##### Materials provided
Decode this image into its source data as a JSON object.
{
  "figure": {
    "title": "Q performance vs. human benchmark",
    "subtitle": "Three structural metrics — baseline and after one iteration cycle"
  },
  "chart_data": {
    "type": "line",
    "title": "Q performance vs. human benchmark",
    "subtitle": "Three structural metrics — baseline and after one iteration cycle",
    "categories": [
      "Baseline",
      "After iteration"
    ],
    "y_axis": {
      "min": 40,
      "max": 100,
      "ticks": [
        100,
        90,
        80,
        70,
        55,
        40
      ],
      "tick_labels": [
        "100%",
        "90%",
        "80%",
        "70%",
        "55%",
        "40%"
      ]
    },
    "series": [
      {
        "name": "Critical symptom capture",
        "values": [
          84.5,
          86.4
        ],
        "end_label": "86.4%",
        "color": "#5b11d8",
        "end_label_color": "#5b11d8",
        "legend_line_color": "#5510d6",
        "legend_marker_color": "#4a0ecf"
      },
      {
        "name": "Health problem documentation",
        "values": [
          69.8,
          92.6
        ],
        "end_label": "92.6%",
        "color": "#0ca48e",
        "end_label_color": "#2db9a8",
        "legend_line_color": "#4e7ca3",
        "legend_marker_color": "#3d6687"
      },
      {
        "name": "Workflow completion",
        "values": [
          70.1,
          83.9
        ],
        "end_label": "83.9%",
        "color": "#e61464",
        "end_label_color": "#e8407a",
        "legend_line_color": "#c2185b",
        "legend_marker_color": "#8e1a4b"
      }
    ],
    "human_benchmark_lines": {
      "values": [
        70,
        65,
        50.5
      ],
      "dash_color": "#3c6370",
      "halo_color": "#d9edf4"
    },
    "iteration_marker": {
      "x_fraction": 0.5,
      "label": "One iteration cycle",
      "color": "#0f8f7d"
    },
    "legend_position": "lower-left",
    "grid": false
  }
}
##########
Aim of the exercise: Search the preceding listing for "Three" and extract every line where it is found.

Response for this exercise:
    "subtitle": "Three structural metrics — baseline and after one iteration cycle"
    "subtitle": "Three structural metrics — baseline and after one iteration cycle",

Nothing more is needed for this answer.